--- begin Data listing ---

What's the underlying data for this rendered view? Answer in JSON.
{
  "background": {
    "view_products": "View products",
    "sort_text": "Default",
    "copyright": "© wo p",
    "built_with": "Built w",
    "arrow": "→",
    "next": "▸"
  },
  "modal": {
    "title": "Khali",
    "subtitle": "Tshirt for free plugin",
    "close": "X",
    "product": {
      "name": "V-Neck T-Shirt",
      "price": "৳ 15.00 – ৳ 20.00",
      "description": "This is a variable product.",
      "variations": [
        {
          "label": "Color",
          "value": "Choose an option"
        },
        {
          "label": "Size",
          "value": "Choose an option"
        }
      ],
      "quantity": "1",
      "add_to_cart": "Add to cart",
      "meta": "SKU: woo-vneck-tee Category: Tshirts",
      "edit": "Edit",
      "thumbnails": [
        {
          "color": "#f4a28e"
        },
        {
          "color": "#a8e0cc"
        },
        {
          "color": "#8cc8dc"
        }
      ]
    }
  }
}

--- end Data listing ---

Job:
Print out all the entries precisely as written.

Completed exercise:
What's the underlying data for this rendered view? Answer in JSON.
{
  "background": {
    "view_products": "View products",
    "sort_text": "Default",
    "copyright": "© wo p",
    "built_with": "Built w",
    "arrow": "→",
    "next": "▸"
  },
  "modal": {
    "title": "Khali",
    "subtitle": "Tshirt for free plugin",
    "close": "X",
    "product": {
      "name": "V-Neck T-Shirt",
      "price": "৳ 15.00 – ৳ 20.00",
      "description": "This is a variable product.",
      "variations": [
        {
          "label": "Color",
          "value": "Choose an option"
        },
        {
          "label": "Size",
          "value": "Choose an option"
        }
      ],
      "quantity": "1",
      "add_to_cart": "Add to cart",
      "meta": "SKU: woo-vneck-tee Category: Tshirts",
      "edit": "Edit",
      "thumbnails": [
        {
          "color": "#f4a28e"
        },
        {
          "color": "#a8e0cc"
        },
        {
          "color": "#8cc8dc"
        }
      ]
    }
  }
}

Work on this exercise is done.